* **Aim of the task**: Identify all lines in the listing that include the word "this", and copy them out.

* **Entries shown**:

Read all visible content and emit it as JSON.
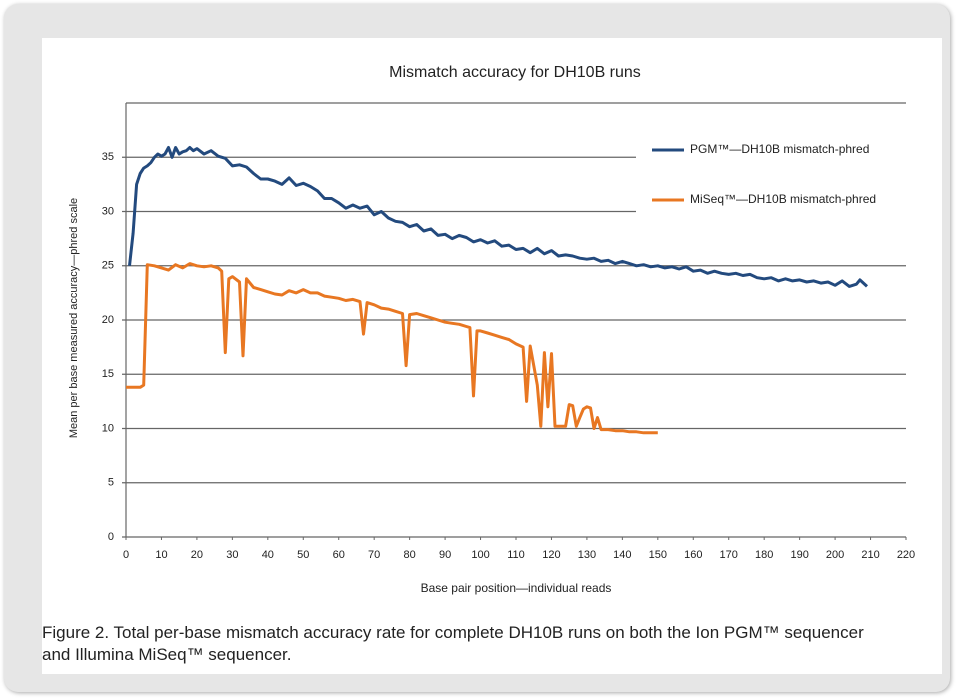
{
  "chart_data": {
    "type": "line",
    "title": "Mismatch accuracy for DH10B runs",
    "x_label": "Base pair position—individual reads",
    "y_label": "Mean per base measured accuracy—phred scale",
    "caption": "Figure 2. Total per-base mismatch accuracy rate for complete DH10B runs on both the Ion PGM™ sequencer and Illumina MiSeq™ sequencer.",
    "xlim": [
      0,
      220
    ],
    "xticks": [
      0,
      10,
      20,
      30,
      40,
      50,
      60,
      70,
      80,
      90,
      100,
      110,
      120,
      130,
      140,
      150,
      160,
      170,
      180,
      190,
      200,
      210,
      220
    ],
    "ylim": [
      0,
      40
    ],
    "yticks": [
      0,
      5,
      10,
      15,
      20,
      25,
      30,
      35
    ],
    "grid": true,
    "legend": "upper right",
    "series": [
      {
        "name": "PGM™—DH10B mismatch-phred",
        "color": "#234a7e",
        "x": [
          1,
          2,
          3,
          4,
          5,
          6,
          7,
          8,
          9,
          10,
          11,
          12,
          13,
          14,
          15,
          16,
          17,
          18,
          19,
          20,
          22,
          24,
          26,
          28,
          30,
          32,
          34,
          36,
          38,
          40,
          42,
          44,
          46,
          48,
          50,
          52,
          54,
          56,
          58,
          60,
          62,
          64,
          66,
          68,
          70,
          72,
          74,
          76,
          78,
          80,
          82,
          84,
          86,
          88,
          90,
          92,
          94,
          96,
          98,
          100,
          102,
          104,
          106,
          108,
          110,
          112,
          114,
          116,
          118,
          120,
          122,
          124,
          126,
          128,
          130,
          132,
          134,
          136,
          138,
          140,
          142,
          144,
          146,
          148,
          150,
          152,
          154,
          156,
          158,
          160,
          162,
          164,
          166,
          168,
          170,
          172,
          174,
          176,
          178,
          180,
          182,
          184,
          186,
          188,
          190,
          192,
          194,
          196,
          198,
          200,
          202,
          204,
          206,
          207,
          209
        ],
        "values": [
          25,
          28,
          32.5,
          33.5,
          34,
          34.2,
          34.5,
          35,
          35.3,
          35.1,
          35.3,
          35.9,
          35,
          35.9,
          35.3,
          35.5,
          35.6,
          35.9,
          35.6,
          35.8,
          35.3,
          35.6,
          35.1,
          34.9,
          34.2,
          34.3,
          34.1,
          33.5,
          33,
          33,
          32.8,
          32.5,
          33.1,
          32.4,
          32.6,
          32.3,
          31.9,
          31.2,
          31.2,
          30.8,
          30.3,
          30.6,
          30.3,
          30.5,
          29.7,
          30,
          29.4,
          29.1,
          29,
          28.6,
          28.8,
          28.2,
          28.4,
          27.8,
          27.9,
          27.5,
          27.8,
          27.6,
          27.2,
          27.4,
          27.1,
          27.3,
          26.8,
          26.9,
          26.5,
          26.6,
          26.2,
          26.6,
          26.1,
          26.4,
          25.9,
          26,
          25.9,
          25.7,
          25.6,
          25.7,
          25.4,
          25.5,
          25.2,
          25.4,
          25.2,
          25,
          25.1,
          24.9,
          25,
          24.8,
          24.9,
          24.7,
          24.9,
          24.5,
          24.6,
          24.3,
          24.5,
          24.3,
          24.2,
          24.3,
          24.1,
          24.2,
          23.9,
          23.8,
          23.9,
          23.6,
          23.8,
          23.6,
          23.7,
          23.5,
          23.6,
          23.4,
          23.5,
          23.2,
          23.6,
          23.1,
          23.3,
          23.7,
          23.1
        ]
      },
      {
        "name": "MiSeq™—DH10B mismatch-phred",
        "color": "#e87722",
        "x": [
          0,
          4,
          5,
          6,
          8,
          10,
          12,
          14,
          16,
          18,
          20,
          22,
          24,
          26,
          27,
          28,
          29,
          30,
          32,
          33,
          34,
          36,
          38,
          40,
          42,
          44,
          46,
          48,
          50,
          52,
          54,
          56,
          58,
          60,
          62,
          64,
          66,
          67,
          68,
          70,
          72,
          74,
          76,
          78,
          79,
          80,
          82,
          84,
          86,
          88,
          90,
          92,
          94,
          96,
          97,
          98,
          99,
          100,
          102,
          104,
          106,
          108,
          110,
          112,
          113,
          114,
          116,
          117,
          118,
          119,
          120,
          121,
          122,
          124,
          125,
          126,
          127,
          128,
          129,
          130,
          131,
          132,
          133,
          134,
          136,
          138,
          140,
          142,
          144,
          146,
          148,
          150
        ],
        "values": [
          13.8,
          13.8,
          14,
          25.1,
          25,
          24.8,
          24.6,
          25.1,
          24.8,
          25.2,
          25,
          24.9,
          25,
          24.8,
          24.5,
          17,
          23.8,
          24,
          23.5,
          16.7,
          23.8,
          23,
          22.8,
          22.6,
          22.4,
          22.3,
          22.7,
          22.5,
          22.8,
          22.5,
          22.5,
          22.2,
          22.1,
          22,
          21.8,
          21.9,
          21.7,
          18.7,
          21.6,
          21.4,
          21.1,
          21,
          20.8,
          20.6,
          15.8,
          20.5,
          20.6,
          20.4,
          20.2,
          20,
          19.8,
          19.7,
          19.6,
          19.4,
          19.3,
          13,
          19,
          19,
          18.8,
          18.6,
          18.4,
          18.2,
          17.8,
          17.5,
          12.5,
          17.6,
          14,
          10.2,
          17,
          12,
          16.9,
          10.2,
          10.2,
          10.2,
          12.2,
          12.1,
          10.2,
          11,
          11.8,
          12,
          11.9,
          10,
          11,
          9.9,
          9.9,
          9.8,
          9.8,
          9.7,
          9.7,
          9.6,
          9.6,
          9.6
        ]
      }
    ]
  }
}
* * *
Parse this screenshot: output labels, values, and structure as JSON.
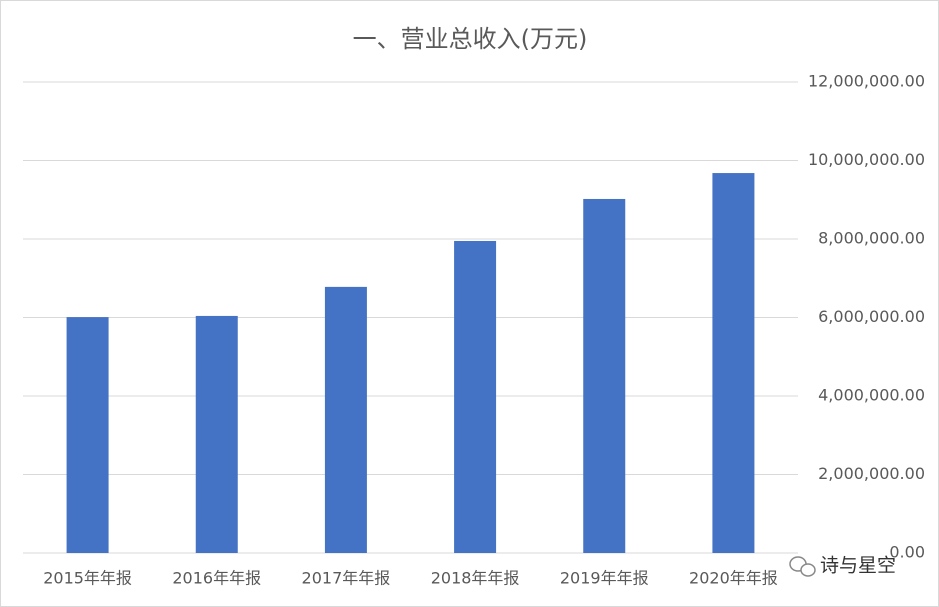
* * *
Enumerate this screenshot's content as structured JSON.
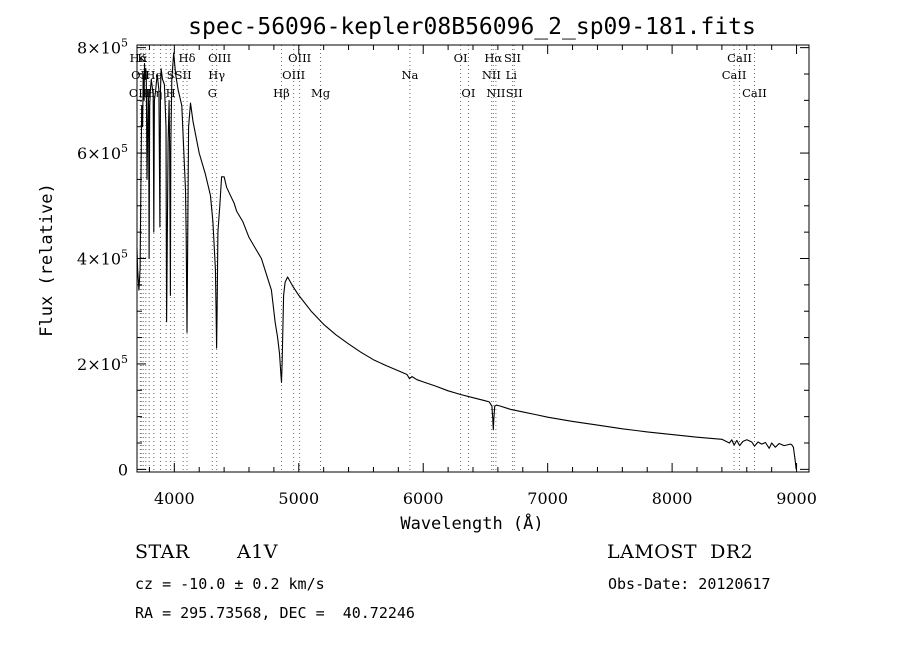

* **Finished answer**:
Parse this screenshot: output labels, values, and structure as JSON.
Enumerate this screenshot's content as structured JSON.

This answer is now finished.